## OBJECTIVE
From the entries that follow, extract each line holding the string "Simulation".

## Collected data entries
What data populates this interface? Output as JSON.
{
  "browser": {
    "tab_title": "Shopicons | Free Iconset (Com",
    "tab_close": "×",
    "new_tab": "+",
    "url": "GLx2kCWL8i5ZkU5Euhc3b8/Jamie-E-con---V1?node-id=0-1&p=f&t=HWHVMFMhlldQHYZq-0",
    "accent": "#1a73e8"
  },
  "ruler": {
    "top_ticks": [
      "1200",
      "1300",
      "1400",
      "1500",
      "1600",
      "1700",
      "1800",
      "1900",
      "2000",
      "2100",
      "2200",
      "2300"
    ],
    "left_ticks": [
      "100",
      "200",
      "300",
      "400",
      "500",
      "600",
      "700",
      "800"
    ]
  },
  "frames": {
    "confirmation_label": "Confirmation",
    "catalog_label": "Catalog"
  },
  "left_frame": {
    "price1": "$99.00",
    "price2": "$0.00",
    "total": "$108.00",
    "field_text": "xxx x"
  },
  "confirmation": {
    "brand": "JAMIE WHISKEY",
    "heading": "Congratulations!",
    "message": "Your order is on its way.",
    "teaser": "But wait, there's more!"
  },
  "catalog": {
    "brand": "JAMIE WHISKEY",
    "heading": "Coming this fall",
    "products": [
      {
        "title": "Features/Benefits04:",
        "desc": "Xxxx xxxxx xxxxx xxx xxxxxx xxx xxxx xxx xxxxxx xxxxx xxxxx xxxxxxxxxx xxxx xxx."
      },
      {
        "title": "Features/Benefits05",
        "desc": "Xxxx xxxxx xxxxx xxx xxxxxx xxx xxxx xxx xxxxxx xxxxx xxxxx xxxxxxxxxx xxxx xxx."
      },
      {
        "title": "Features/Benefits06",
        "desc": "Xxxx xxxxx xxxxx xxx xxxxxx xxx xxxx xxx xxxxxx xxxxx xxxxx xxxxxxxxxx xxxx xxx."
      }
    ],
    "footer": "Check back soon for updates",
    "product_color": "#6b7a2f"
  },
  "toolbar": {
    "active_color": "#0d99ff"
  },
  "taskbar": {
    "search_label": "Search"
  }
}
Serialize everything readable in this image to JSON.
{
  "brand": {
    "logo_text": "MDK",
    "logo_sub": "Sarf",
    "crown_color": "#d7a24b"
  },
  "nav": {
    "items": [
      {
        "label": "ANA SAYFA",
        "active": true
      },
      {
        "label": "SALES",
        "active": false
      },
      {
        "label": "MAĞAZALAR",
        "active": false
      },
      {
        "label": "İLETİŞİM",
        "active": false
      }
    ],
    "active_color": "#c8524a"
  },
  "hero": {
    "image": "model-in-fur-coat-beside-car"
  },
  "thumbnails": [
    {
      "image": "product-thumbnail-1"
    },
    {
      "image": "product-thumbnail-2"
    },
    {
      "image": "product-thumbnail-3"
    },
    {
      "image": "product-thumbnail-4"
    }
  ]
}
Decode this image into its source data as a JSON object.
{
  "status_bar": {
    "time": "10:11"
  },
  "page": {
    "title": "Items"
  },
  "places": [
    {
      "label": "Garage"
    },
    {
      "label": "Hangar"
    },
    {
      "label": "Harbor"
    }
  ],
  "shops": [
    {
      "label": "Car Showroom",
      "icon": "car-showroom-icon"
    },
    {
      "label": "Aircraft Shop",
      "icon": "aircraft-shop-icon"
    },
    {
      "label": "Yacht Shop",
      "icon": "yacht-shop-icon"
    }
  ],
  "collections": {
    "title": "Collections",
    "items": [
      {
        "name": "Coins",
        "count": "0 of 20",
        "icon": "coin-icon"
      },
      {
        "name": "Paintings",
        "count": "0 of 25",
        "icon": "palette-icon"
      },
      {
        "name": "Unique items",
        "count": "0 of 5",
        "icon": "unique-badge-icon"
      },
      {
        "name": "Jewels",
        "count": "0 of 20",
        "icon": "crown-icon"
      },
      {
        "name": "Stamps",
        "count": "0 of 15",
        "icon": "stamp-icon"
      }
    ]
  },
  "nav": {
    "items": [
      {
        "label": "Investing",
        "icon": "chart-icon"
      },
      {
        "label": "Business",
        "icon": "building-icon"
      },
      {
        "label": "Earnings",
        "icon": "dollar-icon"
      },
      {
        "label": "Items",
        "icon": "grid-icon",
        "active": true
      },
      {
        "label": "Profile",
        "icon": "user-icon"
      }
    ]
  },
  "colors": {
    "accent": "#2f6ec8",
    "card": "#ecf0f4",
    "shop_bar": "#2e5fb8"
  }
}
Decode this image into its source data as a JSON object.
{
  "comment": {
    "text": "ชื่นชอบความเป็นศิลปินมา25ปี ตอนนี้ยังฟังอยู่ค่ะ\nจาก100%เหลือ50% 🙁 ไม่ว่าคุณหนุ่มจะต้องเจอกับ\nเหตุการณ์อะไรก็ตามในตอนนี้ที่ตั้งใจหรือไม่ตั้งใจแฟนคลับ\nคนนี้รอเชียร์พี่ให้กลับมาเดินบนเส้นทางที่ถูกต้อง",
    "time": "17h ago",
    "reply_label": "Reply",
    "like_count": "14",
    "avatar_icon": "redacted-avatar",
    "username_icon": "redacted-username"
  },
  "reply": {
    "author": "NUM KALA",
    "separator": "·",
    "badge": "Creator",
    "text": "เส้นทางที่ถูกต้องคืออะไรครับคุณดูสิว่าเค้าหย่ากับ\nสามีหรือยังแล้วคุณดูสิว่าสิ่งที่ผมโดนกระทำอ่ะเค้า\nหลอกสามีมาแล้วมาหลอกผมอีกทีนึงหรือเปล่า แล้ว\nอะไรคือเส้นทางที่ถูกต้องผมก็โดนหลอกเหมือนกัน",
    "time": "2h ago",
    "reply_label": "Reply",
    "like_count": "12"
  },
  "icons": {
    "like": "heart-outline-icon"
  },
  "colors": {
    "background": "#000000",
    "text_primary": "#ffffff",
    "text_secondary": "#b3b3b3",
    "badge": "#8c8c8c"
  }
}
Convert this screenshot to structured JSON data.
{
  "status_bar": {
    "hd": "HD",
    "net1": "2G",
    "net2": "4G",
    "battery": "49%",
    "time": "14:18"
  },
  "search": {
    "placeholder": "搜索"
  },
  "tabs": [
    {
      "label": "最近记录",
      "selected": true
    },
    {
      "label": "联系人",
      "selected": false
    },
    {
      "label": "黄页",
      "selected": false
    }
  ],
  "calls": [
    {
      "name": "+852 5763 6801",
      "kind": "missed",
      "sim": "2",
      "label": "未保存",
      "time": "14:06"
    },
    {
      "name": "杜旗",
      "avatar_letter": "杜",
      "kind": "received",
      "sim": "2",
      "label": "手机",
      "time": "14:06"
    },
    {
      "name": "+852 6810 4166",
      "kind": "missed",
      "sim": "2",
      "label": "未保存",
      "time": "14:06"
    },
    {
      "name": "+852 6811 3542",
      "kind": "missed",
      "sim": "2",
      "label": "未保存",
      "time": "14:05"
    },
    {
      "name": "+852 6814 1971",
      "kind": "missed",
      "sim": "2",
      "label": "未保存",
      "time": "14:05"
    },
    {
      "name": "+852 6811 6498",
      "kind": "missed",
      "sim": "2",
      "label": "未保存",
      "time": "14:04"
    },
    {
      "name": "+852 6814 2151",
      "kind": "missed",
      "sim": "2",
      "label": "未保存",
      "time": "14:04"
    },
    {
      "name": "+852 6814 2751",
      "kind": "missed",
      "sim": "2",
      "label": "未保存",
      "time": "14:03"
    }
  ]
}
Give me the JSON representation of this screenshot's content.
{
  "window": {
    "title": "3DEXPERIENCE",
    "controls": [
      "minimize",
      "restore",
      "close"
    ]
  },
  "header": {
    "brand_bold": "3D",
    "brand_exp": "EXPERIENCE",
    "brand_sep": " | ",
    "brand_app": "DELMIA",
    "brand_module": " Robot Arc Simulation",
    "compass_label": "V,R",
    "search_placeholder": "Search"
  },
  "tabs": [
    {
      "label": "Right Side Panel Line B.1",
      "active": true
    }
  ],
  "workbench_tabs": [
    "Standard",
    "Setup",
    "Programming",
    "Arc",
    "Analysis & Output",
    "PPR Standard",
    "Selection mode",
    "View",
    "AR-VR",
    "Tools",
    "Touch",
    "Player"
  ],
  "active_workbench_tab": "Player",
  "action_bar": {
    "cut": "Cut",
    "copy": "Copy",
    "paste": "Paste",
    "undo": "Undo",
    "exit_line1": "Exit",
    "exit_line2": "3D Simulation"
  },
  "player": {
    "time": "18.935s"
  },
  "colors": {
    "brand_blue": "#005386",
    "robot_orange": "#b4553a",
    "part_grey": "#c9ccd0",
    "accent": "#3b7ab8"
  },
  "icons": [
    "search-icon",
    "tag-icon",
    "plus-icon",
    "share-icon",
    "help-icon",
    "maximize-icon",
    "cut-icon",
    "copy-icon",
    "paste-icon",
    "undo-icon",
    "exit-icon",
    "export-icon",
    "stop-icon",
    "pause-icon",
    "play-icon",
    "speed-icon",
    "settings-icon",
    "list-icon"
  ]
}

## RESPONSE FOR THIS EXERCISE
    "brand_module": " Robot Arc Simulation",
    "exit_line2": "3D Simulation"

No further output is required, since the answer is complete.